EXTRACT PROVIDED:
The World Development Report does not give much attention to the role of civil society, but recognises that non-governmental and civil society organisations can help to amplify the voices of the poor, coordinate coalitions to overcome their collective action problems, mediate on their behalf through redress mechanisms, and demand greater service accountability. Women’s organisations have an important role to play, not just in strengthening the voice and client power of poor women, but also in holding the powerful accountable and counteracting the gender biases in formal institutions. This section explains the role of civil society, especially women’s organisations.

 

 

Holding politicians and providers accountable

 

Women’s organisations are of vital importance in putting women’s issues on the political agenda and monitoring progress. Often, issues do not reach the policy agenda until powerful or well-organised groups in society identify and assert their issues as problems. Mainstreaming gender issues and adopting a women's perspective in policy and planning would not have been possible without the organised force of women over the last two decades. At local, national and international level, experience suggests that it is primarily the organisational power of women which ensures that political parties take the power of the female vote seriously. In this context, the best gender-sensitive practice for local government would be to maintain open channels of communication and foster mechanisms for dialogue with groups and organisations representing women. Decentralisation works best when it encounters an active civil society. Civil society organisations also have a responsibility to facilitate women's participation, and articulate and represent gender interests (Beall).

 

Women’s organisations and civil society organisations have taken the lead in holding governments and international agencies accountable for implementing their national and international commitments to gender equality and women’s empowerment. In addition, in countries where internal accountability is lacking or where women are not well represented in politics, women’s organisations can play a key role in ensuring that some degree of informal accountability is realised. Consultation with civil society organisations provides an important check on the process of formal accountability and helps to ensure that formal accountability processes in a country represent the interests of citizens (Eurostep).

 

It is important to ensure that women’s organisations also represent the viewpoints and demands of the poor, which is not always the case, as many women’s organisations are composed of women from the higher classes. Women’s organisations have to be rooted in local communities or collaborate with local women’s organisations to reach the poor at local level. They have to be accountable to their constituencies.

 

Below are some examples of how NGOs can amplify the voices of the poor by working at different levels.

 

Participatory planning in Bangladesh

 

In one district in Bangladesh, the national NGO PRIP Trust and local NGO Racine worked together in the decentralised planning process of eleven Union Parishads (local councils). They focused on assisting newly elected women members, so that they would function effectively and influence planning processes and resource allocation in favour of poor women and men. A situational analysis of the Union Parishad had helped reveal the corruption in the system, the lack of transparency in the planning process and the marginalisation of elected women. Other methods like training elected members to undertake resource mapping and actually getting them to survey and prepare resource maps then helped create transparency in the identification and use of resources

Source: Mukhopadhyay & Meer

 

Linking women at different levels

 

The Uganda Women’s Caucus (Women in the Constituent Assembly) learned from a women’s NGO (ACFODE) what grassroots women’s organisations were saying in radio and TV broadcasts of their meetings. In return, Caucus members broadcast a weekly radio programme in which they examined issues being debated in the Constituent Assembly.

SET TASK A: Show each line of the entries that contains the string "powdered", matching case exactly.
The passage on civil society and women's organizations and the entries that follow are unrelated materials.

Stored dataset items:
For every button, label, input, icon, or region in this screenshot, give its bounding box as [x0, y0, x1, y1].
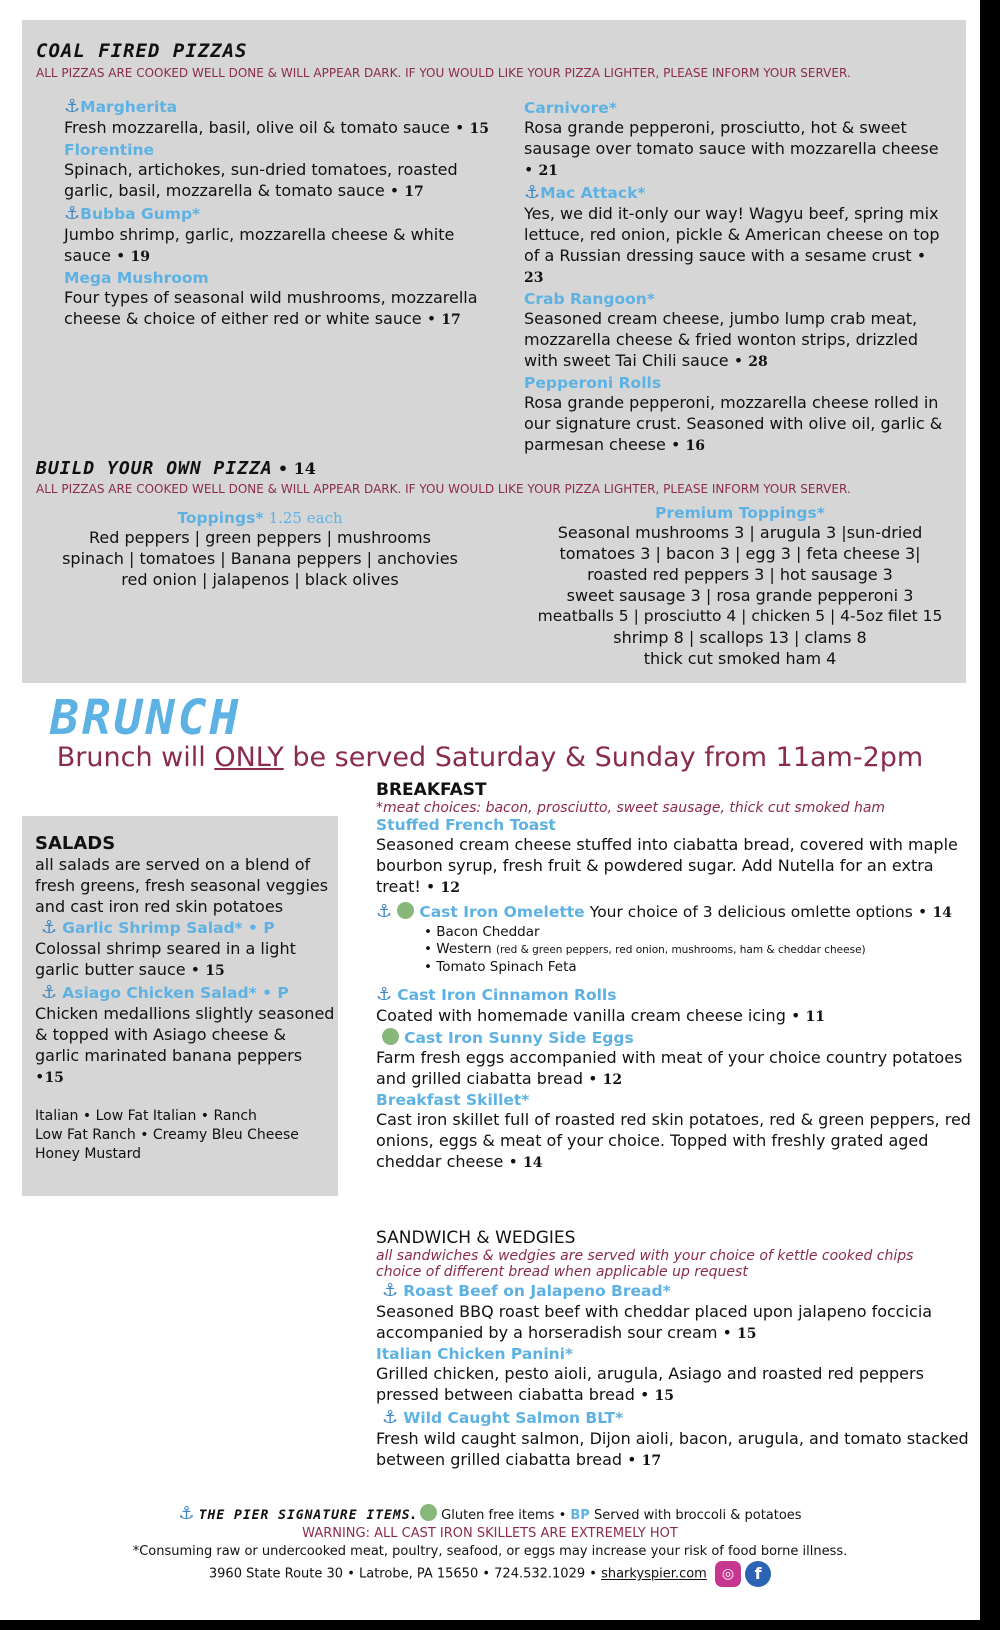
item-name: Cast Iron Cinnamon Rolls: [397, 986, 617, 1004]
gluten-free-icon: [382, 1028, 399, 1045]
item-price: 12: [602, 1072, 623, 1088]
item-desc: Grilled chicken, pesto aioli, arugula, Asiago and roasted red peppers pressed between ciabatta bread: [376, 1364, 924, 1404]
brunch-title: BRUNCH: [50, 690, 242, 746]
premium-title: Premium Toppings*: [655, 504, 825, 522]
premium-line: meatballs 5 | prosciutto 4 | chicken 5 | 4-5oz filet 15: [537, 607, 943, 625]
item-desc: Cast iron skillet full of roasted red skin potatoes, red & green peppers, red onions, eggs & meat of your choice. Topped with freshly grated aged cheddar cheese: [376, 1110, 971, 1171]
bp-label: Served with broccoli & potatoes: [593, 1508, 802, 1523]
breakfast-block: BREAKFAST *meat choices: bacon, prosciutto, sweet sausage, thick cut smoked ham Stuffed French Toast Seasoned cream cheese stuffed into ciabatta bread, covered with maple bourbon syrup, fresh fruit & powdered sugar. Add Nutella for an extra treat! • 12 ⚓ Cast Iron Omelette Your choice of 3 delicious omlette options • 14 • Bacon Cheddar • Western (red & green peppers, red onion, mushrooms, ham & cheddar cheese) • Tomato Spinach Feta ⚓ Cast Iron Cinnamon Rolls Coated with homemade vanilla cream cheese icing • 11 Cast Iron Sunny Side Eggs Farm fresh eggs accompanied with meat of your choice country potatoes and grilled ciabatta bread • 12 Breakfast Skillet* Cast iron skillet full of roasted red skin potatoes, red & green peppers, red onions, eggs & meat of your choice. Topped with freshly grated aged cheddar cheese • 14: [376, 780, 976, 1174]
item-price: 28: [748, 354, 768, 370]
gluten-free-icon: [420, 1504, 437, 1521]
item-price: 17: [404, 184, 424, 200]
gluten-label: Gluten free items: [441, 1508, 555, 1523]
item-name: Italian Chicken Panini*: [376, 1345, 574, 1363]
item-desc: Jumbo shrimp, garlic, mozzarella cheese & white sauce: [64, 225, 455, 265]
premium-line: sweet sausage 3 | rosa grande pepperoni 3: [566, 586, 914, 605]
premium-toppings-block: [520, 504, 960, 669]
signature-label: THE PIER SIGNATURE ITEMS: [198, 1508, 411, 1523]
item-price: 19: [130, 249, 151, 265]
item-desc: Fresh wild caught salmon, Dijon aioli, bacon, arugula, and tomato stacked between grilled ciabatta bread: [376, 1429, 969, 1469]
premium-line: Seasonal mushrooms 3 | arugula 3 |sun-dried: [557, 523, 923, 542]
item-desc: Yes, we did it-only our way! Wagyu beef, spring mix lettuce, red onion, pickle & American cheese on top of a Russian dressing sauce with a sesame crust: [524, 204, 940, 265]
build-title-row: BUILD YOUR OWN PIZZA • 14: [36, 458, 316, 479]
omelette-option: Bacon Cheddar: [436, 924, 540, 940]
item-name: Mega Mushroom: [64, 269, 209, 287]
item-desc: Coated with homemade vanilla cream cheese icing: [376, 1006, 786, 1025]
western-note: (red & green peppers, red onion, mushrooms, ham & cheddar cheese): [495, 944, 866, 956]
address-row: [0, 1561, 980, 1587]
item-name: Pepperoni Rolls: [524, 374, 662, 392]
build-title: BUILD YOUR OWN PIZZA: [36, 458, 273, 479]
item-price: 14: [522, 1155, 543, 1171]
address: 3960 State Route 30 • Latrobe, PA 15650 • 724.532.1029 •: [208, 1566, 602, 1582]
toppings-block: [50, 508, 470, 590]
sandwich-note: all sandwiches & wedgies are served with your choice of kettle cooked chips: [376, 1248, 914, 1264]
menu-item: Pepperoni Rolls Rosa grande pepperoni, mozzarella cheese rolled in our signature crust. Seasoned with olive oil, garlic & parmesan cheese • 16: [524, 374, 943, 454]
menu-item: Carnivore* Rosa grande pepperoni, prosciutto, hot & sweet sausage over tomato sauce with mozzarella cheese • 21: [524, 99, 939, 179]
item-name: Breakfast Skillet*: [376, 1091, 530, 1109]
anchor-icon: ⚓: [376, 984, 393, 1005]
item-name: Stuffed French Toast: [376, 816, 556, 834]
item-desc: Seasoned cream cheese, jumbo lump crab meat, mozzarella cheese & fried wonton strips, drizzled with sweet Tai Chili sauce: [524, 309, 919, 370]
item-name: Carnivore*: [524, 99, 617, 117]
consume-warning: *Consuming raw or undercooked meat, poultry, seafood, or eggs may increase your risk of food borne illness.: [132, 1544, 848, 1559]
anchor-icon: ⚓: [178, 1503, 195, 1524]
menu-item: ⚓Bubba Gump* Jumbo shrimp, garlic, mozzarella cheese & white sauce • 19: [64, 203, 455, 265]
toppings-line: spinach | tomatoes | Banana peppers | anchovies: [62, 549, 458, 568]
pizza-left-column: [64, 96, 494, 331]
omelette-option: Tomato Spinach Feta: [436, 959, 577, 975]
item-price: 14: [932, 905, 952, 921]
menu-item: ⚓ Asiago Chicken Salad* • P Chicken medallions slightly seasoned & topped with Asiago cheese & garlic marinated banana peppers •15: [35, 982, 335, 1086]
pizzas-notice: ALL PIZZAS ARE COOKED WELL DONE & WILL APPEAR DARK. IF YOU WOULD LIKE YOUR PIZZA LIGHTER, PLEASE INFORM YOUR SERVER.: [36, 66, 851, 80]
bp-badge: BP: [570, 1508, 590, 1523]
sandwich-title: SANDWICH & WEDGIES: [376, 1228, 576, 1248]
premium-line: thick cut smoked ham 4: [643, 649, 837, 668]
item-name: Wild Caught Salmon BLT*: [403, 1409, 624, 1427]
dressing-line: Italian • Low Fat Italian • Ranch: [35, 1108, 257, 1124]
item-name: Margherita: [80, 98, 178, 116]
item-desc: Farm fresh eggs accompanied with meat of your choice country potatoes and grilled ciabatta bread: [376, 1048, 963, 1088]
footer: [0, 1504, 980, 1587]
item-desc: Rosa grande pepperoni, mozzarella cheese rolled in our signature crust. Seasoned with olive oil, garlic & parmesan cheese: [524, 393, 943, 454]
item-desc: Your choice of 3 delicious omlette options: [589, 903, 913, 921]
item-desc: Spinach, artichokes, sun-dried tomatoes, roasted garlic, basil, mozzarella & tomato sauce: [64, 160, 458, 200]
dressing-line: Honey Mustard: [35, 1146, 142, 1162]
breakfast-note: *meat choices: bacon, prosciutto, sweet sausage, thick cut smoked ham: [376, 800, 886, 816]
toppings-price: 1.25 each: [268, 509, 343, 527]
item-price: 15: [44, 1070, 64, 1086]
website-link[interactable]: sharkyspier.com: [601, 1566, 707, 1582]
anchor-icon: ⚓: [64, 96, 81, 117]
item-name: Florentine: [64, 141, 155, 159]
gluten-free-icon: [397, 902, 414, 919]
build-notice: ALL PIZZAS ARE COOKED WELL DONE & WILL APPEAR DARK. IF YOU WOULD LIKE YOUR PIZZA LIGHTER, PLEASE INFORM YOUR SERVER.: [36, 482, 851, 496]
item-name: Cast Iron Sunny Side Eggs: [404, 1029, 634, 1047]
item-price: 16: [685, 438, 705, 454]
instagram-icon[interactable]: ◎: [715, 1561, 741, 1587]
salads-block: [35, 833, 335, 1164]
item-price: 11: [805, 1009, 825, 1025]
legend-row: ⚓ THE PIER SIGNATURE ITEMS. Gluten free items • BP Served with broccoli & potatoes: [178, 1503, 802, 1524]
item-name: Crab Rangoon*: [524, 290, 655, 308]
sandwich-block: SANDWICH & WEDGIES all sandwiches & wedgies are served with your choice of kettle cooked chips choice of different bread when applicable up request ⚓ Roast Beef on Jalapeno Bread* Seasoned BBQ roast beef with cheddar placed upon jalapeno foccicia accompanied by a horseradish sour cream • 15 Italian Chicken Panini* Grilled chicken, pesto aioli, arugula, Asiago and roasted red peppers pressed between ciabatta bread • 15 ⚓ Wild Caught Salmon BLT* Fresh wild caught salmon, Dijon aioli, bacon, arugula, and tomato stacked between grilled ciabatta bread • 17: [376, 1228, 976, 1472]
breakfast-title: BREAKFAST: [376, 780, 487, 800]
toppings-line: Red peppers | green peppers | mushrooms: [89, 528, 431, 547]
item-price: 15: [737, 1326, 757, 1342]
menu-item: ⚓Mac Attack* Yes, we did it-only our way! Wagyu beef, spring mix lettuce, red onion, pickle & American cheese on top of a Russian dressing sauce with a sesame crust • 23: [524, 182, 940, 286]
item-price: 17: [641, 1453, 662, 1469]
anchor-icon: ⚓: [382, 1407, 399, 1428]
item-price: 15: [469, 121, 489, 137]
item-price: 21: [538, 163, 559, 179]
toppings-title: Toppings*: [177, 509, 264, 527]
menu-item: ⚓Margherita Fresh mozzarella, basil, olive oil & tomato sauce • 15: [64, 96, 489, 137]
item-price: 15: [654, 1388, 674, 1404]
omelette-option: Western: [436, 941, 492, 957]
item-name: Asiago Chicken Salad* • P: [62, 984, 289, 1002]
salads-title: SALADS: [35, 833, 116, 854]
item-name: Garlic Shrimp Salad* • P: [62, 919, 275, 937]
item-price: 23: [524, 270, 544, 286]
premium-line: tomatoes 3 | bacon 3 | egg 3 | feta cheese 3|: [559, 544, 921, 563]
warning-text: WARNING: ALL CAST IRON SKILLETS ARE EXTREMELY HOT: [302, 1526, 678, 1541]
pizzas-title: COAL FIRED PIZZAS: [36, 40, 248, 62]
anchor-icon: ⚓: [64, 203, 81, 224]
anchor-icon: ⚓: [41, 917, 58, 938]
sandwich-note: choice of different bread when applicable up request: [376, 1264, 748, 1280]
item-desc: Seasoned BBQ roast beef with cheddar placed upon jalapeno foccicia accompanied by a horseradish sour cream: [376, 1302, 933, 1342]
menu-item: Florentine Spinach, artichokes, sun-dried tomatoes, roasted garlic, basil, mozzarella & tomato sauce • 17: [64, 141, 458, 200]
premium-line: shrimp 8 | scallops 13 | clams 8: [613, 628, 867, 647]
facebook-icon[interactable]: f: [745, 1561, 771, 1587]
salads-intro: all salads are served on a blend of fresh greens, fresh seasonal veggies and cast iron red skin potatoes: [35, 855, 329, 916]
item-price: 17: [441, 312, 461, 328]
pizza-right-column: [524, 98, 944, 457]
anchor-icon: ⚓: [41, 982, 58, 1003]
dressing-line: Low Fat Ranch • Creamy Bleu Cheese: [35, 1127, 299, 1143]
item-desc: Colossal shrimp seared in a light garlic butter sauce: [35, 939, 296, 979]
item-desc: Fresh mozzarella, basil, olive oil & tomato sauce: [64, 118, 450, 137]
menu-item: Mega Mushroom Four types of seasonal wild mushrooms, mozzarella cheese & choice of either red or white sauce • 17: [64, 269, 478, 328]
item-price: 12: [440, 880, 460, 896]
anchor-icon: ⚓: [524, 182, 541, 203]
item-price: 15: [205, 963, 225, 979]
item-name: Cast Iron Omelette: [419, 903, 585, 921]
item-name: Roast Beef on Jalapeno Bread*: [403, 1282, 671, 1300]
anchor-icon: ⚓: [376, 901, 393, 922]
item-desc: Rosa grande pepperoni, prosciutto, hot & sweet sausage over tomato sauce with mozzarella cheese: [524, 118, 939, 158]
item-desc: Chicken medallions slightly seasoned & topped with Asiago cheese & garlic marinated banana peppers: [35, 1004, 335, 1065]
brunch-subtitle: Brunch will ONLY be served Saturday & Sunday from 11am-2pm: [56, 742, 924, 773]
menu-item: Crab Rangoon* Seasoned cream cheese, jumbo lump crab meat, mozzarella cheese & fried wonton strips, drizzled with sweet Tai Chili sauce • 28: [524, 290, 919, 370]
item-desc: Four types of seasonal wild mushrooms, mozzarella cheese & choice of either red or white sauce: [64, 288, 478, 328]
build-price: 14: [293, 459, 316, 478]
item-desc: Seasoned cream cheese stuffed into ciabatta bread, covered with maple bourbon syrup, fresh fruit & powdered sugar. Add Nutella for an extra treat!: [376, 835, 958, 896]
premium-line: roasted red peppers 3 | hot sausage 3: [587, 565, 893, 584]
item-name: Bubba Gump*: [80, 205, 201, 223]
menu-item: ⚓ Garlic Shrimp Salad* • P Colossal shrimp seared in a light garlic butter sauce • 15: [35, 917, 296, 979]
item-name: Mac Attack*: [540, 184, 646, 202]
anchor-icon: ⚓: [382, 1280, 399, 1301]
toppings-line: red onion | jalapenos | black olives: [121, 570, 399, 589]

==

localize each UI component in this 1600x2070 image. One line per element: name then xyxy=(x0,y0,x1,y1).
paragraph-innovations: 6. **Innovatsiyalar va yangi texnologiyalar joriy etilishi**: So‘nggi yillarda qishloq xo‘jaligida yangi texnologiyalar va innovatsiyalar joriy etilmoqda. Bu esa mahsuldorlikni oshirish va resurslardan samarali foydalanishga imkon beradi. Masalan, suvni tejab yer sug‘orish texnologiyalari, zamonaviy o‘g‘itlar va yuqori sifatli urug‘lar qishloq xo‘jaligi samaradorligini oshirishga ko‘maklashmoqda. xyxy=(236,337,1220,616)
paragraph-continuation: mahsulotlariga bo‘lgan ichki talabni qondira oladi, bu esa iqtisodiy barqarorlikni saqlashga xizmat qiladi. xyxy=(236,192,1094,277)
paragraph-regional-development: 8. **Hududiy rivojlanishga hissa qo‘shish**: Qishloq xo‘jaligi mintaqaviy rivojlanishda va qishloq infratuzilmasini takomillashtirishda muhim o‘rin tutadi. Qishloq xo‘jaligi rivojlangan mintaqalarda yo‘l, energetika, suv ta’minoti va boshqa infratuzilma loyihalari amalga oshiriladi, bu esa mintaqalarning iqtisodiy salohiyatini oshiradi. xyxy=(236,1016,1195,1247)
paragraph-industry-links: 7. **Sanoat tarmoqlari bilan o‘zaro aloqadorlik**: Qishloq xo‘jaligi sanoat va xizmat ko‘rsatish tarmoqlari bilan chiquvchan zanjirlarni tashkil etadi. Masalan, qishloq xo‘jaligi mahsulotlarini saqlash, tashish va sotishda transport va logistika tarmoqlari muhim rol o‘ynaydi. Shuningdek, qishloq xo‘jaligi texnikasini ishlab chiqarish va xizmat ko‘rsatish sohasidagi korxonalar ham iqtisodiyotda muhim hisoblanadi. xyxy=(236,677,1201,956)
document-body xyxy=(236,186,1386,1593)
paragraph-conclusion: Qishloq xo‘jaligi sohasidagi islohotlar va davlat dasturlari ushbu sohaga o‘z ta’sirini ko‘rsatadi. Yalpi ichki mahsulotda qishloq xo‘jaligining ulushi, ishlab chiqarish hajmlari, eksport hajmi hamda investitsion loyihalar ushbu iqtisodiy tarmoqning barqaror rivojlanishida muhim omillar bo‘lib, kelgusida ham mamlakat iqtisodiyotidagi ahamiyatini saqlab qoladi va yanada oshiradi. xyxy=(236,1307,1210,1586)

SET TASK B: According to the passage on civil society and women's organizations, which two NGOs worked together in the decentralized planning process in a district of Bangladesh?

COMPLETE RESPONSE A:
breakfast-block: BREAKFAST *meat choices: bacon, prosciutto, sweet sausage, thick cut smoked ham Stuffed French Toast Seasoned cream cheese stuffed into ciabatta bread, covered with maple bourbon syrup, fresh fruit & powdered sugar. Add Nutella for an extra treat! • 12 ⚓ Cast Iron Omelette Your choice of 3 delicious omlette options • 14 • Bacon Cheddar • Western (red & green peppers, red onion, mushrooms, ham & cheddar cheese) • Tomato Spinach Feta ⚓ Cast Iron Cinnamon Rolls Coated with homemade vanilla cream cheese icing • 11 Cast Iron Sunny Side Eggs Farm fresh eggs accompanied with meat of your choice country potatoes and grilled ciabatta bread • 12 Breakfast Skillet* Cast iron skillet full of roasted red skin potatoes, red & green peppers, red onions, eggs & meat of your choice. Topped with freshly grated aged cheddar cheese • 14: [376, 780, 976, 1174]
item-desc: Seasoned cream cheese stuffed into ciabatta bread, covered with maple bourbon syrup, fresh fruit & powdered sugar. Add Nutella for an extra treat!: [376, 835, 958, 896]

COMPLETE RESPONSE B: The national NGO PRIP Trust and the local NGO Racine.